### RECORD EXCERPTS
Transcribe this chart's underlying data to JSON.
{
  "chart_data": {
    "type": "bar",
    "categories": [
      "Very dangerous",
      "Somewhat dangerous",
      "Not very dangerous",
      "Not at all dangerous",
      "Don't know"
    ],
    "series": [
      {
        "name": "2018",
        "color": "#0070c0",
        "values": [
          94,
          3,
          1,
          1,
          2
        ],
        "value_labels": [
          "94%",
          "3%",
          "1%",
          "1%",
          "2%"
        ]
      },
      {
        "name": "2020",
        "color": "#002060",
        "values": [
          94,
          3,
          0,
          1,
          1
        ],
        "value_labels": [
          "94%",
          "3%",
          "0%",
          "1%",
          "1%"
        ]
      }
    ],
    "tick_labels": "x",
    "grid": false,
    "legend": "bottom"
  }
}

* * *

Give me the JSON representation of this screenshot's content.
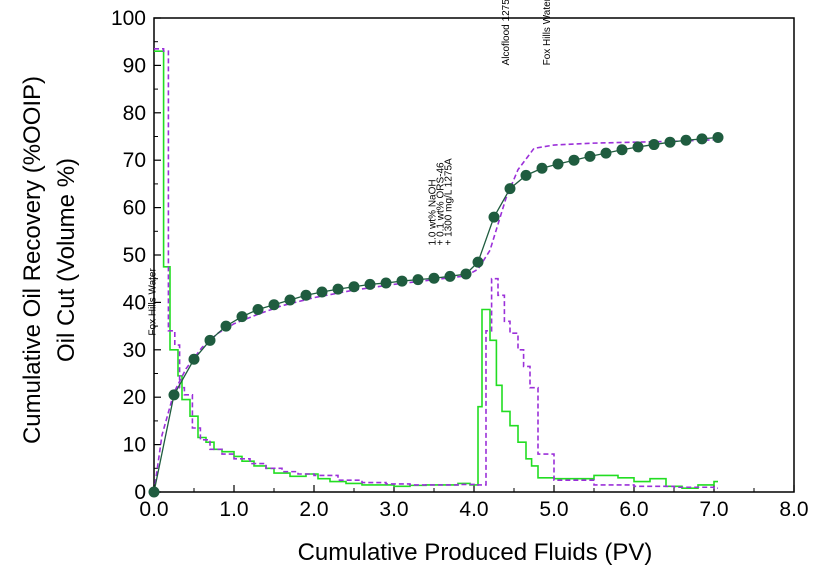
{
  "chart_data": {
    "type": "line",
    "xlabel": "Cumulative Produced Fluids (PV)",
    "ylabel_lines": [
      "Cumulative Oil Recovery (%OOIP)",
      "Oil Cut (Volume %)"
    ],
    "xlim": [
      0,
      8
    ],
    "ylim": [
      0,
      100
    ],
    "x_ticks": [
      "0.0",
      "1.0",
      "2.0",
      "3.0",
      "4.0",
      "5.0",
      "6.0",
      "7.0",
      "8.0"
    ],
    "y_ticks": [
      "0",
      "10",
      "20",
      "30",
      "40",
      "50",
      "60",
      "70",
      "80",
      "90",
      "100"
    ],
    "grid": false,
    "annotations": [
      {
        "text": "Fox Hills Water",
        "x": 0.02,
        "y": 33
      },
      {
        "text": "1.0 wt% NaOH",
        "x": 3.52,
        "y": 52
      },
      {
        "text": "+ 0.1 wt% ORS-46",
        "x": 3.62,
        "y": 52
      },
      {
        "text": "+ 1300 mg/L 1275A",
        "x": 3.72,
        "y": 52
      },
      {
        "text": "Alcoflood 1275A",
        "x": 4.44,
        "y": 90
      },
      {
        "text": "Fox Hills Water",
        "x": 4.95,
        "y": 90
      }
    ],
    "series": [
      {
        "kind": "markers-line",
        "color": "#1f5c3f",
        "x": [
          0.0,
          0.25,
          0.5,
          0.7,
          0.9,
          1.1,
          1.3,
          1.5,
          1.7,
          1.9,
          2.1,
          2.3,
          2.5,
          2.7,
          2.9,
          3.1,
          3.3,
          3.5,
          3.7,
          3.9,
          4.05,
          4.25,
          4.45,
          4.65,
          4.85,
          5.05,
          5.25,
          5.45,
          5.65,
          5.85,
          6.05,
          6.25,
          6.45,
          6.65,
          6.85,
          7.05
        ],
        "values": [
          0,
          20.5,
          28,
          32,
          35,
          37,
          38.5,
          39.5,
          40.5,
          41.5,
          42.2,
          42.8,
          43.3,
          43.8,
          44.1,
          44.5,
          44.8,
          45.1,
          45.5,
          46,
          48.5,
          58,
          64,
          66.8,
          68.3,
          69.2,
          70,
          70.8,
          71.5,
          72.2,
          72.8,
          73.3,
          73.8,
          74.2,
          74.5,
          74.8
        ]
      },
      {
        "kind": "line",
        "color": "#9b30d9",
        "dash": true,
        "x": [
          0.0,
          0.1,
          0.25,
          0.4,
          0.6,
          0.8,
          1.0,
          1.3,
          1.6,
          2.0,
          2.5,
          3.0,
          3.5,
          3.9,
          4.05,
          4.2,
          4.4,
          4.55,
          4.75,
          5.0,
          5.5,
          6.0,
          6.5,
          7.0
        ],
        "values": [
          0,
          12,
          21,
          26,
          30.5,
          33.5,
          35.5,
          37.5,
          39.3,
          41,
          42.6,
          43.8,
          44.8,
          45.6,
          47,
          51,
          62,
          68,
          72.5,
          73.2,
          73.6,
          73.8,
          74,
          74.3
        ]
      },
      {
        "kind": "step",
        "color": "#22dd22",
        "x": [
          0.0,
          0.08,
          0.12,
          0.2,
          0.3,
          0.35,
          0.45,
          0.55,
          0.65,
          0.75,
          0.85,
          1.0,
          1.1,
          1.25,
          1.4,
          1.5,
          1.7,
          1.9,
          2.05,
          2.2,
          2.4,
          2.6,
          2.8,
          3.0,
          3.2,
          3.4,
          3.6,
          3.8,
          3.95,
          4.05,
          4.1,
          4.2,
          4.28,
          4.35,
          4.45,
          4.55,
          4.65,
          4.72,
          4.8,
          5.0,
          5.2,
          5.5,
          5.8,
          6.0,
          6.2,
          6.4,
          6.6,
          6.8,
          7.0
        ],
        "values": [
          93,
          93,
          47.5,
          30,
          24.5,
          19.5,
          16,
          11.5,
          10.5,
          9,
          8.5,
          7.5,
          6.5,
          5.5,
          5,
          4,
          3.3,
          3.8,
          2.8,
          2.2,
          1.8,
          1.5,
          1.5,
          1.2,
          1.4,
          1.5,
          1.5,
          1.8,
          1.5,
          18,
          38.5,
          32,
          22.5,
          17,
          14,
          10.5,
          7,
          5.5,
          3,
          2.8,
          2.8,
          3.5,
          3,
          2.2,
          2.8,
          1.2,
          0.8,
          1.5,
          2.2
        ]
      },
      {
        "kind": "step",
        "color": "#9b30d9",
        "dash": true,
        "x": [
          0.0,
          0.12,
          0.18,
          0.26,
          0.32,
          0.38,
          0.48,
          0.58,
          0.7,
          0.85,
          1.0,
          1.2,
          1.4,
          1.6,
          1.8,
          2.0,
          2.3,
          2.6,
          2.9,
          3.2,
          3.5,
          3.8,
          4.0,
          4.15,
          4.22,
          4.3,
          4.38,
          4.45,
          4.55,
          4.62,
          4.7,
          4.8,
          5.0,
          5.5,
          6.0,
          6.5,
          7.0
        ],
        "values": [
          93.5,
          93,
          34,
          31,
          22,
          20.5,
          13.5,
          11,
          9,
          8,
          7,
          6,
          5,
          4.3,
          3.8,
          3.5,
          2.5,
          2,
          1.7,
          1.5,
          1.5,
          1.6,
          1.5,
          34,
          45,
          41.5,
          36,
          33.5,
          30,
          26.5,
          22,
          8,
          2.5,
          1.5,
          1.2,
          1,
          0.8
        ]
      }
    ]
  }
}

---

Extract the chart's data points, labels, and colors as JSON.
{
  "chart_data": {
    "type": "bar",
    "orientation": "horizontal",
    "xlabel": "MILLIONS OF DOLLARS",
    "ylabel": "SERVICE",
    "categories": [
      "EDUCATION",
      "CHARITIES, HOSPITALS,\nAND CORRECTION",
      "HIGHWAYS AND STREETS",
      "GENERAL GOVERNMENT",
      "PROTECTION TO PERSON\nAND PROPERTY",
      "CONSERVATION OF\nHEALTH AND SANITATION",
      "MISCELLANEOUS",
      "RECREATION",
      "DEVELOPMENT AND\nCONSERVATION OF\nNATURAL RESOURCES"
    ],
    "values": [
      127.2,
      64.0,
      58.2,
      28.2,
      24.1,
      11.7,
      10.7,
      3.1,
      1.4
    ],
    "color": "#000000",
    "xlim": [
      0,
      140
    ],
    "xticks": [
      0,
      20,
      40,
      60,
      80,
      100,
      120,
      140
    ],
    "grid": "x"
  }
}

### WHAT TO DO
Read through the entries and copy every line that includes "xlabel".

### ANSWER TO THE TASK
    "xlabel": "Cumulative Produced Fluids (PV)",
    "xlabel": "MILLIONS OF DOLLARS",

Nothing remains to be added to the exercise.